### [To be done]
In the material below, repeat only the lines from the one that holds "What text is on this page?" through the final line, exactly as they stand.

### [Exercise input]
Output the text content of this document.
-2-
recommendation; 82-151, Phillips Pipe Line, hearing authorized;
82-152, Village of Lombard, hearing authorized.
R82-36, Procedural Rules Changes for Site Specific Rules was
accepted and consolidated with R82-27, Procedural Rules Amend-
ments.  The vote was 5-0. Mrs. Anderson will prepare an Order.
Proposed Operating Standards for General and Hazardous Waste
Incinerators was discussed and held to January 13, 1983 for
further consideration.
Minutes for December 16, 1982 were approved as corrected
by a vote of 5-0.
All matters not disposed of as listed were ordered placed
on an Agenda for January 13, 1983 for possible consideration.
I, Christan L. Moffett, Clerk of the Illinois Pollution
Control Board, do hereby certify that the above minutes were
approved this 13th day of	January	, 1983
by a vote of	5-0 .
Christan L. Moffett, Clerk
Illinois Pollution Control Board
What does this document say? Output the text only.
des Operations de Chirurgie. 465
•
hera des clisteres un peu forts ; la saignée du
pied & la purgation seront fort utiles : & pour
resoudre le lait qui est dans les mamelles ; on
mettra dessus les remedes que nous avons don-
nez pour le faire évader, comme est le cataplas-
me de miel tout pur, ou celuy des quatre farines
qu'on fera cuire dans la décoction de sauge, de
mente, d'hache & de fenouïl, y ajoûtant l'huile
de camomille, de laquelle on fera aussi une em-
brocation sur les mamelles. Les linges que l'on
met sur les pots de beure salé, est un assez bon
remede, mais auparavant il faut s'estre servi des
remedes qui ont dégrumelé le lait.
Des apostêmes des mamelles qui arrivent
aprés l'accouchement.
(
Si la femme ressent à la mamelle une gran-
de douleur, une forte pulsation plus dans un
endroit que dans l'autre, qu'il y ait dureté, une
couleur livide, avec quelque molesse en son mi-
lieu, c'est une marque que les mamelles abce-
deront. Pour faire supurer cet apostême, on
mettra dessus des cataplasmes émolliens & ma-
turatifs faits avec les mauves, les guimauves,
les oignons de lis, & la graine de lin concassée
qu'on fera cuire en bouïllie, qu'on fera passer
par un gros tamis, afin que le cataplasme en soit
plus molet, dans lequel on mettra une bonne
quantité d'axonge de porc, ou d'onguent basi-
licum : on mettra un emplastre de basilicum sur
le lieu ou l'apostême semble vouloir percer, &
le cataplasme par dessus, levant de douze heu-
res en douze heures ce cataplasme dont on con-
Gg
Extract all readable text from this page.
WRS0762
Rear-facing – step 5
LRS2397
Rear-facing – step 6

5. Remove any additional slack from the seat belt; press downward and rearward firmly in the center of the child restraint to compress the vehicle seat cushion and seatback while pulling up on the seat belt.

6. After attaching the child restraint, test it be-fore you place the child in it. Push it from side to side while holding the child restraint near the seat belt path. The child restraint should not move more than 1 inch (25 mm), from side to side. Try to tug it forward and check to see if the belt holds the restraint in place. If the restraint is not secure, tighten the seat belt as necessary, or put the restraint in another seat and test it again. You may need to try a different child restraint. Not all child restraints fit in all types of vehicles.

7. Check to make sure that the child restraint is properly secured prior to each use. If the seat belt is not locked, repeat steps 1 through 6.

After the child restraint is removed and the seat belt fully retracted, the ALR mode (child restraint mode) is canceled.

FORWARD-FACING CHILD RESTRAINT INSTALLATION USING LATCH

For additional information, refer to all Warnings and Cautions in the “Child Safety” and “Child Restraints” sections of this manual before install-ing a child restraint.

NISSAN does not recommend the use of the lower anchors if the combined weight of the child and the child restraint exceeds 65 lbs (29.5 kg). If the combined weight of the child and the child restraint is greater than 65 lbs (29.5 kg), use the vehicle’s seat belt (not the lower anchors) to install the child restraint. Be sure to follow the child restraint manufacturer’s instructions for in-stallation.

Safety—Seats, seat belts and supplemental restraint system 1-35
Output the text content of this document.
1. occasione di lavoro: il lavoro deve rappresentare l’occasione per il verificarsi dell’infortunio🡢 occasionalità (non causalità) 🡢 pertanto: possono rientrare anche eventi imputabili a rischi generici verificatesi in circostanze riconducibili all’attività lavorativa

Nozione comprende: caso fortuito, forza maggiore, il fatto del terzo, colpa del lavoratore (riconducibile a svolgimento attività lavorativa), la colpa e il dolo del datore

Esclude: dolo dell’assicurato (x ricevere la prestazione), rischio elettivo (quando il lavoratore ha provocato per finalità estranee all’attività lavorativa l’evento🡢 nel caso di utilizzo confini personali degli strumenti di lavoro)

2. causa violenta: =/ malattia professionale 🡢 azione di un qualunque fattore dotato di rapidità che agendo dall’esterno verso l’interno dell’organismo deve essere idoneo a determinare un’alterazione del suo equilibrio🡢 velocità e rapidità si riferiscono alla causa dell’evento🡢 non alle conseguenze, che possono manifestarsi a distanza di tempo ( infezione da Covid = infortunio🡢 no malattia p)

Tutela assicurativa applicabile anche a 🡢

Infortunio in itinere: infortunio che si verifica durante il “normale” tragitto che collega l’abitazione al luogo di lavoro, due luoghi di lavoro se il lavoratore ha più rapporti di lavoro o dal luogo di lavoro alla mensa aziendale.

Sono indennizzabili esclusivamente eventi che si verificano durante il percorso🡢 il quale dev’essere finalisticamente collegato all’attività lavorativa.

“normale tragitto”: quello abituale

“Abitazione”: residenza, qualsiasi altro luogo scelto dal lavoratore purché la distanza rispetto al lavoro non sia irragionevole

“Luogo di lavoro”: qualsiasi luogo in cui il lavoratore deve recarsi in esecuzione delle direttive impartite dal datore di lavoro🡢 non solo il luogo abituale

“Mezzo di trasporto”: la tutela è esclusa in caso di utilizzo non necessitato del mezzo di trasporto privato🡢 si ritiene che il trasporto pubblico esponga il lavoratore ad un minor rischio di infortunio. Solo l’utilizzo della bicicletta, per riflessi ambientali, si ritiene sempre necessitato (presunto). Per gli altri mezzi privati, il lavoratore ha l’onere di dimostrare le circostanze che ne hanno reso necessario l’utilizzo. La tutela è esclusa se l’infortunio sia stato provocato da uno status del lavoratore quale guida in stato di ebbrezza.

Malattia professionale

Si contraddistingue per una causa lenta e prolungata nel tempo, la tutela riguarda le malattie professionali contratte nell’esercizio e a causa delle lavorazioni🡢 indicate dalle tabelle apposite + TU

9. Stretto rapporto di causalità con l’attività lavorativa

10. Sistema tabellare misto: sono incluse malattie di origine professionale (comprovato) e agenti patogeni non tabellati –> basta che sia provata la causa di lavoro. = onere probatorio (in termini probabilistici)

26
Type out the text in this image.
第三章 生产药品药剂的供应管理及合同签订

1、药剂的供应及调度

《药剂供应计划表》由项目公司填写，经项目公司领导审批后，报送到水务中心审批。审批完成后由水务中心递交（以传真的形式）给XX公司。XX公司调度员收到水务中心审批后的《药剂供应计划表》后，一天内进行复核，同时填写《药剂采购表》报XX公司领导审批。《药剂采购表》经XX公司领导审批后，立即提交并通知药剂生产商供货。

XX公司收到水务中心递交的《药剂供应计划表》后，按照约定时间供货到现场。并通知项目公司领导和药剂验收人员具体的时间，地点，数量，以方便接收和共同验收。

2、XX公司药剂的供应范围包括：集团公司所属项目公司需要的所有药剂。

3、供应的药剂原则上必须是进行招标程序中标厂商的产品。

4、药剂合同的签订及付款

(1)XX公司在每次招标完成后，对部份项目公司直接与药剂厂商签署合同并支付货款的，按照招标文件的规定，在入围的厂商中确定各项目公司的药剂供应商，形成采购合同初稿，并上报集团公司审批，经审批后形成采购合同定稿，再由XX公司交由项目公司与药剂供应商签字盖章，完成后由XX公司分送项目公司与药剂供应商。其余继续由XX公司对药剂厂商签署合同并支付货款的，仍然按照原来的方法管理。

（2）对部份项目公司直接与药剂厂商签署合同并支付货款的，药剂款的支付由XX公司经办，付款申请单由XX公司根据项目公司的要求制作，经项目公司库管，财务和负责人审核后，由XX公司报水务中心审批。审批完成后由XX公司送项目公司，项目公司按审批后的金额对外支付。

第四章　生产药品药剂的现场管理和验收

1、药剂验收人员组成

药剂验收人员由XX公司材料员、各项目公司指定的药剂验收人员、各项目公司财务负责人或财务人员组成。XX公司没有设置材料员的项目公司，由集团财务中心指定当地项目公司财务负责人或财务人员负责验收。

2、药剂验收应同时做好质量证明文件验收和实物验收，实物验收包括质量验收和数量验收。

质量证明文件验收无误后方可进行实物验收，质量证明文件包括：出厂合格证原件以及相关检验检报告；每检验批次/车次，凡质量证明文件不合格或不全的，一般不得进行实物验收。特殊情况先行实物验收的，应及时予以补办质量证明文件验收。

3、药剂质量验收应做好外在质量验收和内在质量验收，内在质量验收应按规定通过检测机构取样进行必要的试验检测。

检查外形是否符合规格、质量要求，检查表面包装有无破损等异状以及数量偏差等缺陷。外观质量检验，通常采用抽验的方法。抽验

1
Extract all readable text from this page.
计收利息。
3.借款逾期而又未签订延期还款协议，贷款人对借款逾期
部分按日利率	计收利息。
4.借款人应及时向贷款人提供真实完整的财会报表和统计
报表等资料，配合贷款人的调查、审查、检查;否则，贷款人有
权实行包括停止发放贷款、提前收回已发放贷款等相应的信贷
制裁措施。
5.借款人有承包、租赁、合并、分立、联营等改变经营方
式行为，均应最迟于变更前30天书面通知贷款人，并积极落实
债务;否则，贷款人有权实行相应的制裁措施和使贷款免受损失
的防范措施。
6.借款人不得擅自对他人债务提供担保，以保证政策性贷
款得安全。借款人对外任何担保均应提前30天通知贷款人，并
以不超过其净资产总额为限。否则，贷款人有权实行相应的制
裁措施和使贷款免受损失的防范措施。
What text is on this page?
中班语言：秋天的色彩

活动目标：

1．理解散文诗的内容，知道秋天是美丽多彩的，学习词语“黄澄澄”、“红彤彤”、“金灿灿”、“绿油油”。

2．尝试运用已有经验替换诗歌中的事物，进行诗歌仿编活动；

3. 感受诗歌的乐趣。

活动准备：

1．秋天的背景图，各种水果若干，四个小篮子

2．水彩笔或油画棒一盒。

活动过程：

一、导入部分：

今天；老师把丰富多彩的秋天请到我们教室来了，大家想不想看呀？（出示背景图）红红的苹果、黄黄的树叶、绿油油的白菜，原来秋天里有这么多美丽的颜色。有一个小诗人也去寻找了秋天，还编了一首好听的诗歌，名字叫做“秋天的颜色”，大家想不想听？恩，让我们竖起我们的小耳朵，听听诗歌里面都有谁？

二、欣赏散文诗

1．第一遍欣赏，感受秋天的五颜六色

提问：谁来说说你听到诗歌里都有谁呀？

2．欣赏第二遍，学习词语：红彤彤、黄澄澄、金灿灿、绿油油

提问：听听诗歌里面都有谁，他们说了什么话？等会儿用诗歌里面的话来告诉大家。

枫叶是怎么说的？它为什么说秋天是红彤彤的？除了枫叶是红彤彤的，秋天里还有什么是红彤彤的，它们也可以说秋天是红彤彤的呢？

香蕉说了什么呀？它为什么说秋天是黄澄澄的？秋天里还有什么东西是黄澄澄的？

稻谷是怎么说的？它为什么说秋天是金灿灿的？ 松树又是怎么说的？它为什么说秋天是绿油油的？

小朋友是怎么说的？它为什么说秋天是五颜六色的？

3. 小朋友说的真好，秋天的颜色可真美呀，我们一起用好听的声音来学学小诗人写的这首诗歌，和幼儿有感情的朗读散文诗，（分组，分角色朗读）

### [Answer to this problem]
What text is on this page?
中班语言：秋天的色彩

活动目标：

1．理解散文诗的内容，知道秋天是美丽多彩的，学习词语“黄澄澄”、“红彤彤”、“金灿灿”、“绿油油”。

2．尝试运用已有经验替换诗歌中的事物，进行诗歌仿编活动；

3. 感受诗歌的乐趣。

活动准备：

1．秋天的背景图，各种水果若干，四个小篮子

2．水彩笔或油画棒一盒。

活动过程：

一、导入部分：

今天；老师把丰富多彩的秋天请到我们教室来了，大家想不想看呀？（出示背景图）红红的苹果、黄黄的树叶、绿油油的白菜，原来秋天里有这么多美丽的颜色。有一个小诗人也去寻找了秋天，还编了一首好听的诗歌，名字叫做“秋天的颜色”，大家想不想听？恩，让我们竖起我们的小耳朵，听听诗歌里面都有谁？

二、欣赏散文诗

1．第一遍欣赏，感受秋天的五颜六色

提问：谁来说说你听到诗歌里都有谁呀？

2．欣赏第二遍，学习词语：红彤彤、黄澄澄、金灿灿、绿油油

提问：听听诗歌里面都有谁，他们说了什么话？等会儿用诗歌里面的话来告诉大家。

枫叶是怎么说的？它为什么说秋天是红彤彤的？除了枫叶是红彤彤的，秋天里还有什么是红彤彤的，它们也可以说秋天是红彤彤的呢？

香蕉说了什么呀？它为什么说秋天是黄澄澄的？秋天里还有什么东西是黄澄澄的？

稻谷是怎么说的？它为什么说秋天是金灿灿的？ 松树又是怎么说的？它为什么说秋天是绿油油的？

小朋友是怎么说的？它为什么说秋天是五颜六色的？

3. 小朋友说的真好，秋天的颜色可真美呀，我们一起用好听的声音来学学小诗人写的这首诗歌，和幼儿有感情的朗读散文诗，（分组，分角色朗读）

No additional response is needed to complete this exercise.